TO DO »
Go through the material and write it all out exactly, minus the pictures.

DATA LISTING »
==========
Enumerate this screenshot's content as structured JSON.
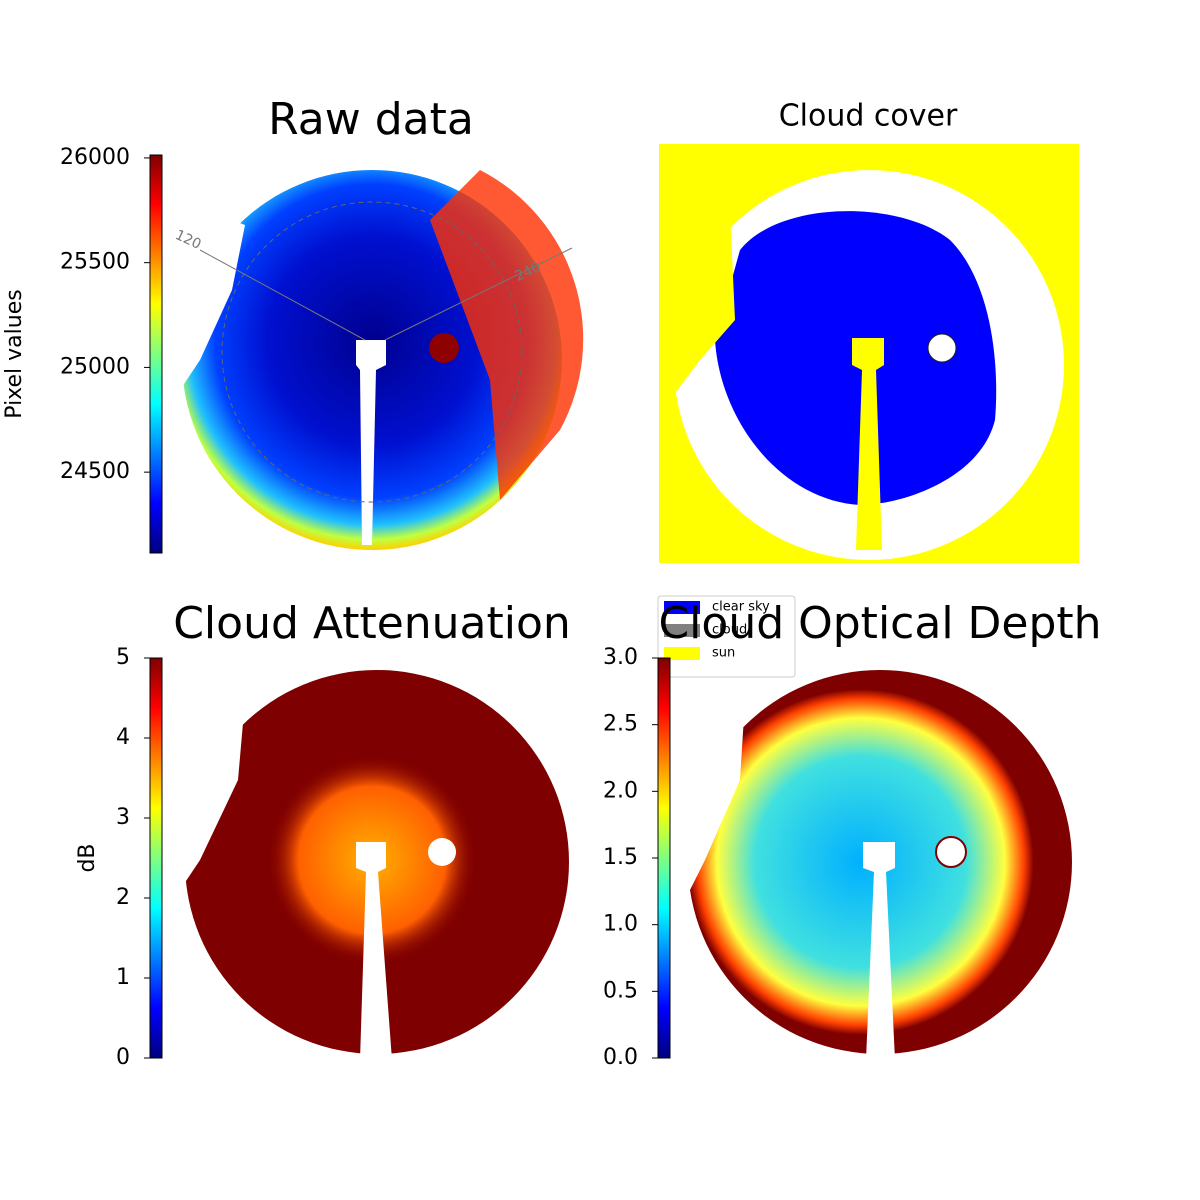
{
  "chart_data": [
    {
      "type": "image",
      "title": "Raw data",
      "annotations": [
        "120",
        "240"
      ],
      "colorbar": {
        "label": "Pixel values",
        "lim": [
          24114,
          26014
        ],
        "ticks": [
          24500,
          25000,
          25500,
          26000
        ]
      }
    },
    {
      "type": "image",
      "title": "Cloud cover",
      "legend": {
        "categories": [
          "clear sky",
          "cloud",
          "sun"
        ],
        "colors": [
          "#0000ff",
          "#808080",
          "#ffff00"
        ]
      }
    },
    {
      "type": "image",
      "title": "Cloud Attenuation",
      "colorbar": {
        "label": "dB",
        "lim": [
          0,
          5
        ],
        "ticks": [
          0,
          1,
          2,
          3,
          4,
          5
        ]
      }
    },
    {
      "type": "image",
      "title": "Cloud Optical Depth",
      "colorbar": {
        "lim": [
          0,
          3
        ],
        "ticks": [
          {
            "value": 0,
            "label": "0.0"
          },
          {
            "value": 0.5,
            "label": "0.5"
          },
          {
            "value": 1,
            "label": "1.0"
          },
          {
            "value": 1.5,
            "label": "1.5"
          },
          {
            "value": 2,
            "label": "2.0"
          },
          {
            "value": 2.5,
            "label": "2.5"
          },
          {
            "value": 3,
            "label": "3.0"
          }
        ]
      }
    }
  ]
}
==========
THE RESPONSE »
Enumerate this screenshot's content as structured JSON.
{
  "chart_data": [
    {
      "type": "image",
      "title": "Raw data",
      "annotations": [
        "120",
        "240"
      ],
      "colorbar": {
        "label": "Pixel values",
        "lim": [
          24114,
          26014
        ],
        "ticks": [
          24500,
          25000,
          25500,
          26000
        ]
      }
    },
    {
      "type": "image",
      "title": "Cloud cover",
      "legend": {
        "categories": [
          "clear sky",
          "cloud",
          "sun"
        ],
        "colors": [
          "#0000ff",
          "#808080",
          "#ffff00"
        ]
      }
    },
    {
      "type": "image",
      "title": "Cloud Attenuation",
      "colorbar": {
        "label": "dB",
        "lim": [
          0,
          5
        ],
        "ticks": [
          0,
          1,
          2,
          3,
          4,
          5
        ]
      }
    },
    {
      "type": "image",
      "title": "Cloud Optical Depth",
      "colorbar": {
        "lim": [
          0,
          3
        ],
        "ticks": [
          {
            "value": 0,
            "label": "0.0"
          },
          {
            "value": 0.5,
            "label": "0.5"
          },
          {
            "value": 1,
            "label": "1.0"
          },
          {
            "value": 1.5,
            "label": "1.5"
          },
          {
            "value": 2,
            "label": "2.0"
          },
          {
            "value": 2.5,
            "label": "2.5"
          },
          {
            "value": 3,
            "label": "3.0"
          }
        ]
      }
    }
  ]
}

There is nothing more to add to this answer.